Copy the lines holding the word "INCOME", all of them.
━━━━━ Data entries
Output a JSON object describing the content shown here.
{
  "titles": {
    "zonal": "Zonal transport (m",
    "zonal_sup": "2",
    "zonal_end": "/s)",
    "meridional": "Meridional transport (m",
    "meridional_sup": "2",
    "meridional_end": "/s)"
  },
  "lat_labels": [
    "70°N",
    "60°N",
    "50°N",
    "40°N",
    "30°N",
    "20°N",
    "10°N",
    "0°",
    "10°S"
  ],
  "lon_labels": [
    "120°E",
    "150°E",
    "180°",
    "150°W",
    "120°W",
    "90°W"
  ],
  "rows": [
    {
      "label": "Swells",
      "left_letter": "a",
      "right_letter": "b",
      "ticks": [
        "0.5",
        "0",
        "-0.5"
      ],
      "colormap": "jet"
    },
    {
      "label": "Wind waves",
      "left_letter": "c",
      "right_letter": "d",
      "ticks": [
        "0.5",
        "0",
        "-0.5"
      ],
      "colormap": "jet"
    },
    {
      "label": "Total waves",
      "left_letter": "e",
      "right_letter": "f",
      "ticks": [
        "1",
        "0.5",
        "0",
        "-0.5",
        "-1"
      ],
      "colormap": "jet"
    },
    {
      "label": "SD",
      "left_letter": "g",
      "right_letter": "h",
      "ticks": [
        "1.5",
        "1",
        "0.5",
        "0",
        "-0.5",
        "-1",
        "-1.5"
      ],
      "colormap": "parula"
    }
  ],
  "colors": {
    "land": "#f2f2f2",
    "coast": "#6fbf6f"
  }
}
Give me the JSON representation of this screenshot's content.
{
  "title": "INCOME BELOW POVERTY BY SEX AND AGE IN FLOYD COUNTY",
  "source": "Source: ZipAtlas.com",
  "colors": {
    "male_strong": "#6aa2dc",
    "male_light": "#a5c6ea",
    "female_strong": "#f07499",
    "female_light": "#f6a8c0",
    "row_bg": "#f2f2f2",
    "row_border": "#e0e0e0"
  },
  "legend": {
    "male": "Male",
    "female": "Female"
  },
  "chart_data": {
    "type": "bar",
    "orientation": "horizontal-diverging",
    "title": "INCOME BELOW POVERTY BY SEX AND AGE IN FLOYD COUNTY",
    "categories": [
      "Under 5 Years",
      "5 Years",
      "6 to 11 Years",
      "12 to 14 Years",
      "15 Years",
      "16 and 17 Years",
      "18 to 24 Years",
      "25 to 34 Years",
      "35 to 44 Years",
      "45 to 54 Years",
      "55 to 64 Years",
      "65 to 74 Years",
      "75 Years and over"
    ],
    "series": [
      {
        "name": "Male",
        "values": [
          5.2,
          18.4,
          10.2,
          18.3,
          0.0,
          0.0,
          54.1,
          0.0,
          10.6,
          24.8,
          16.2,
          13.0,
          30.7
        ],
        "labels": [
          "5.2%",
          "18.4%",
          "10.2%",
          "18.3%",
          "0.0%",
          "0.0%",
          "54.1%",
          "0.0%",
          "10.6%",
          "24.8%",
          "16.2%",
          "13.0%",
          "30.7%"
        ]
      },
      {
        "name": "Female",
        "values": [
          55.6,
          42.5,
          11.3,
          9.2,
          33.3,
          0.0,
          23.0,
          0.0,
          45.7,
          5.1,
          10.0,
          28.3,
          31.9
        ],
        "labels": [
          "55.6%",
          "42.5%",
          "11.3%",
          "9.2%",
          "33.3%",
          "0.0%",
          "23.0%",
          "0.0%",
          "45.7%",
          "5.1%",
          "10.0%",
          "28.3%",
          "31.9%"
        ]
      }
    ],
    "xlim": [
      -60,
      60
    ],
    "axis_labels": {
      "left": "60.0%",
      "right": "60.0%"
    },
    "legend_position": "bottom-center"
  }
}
━━━━━━━━━━
Result of this task
  "title": "INCOME BELOW POVERTY BY SEX AND AGE IN FLOYD COUNTY",
    "title": "INCOME BELOW POVERTY BY SEX AND AGE IN FLOYD COUNTY",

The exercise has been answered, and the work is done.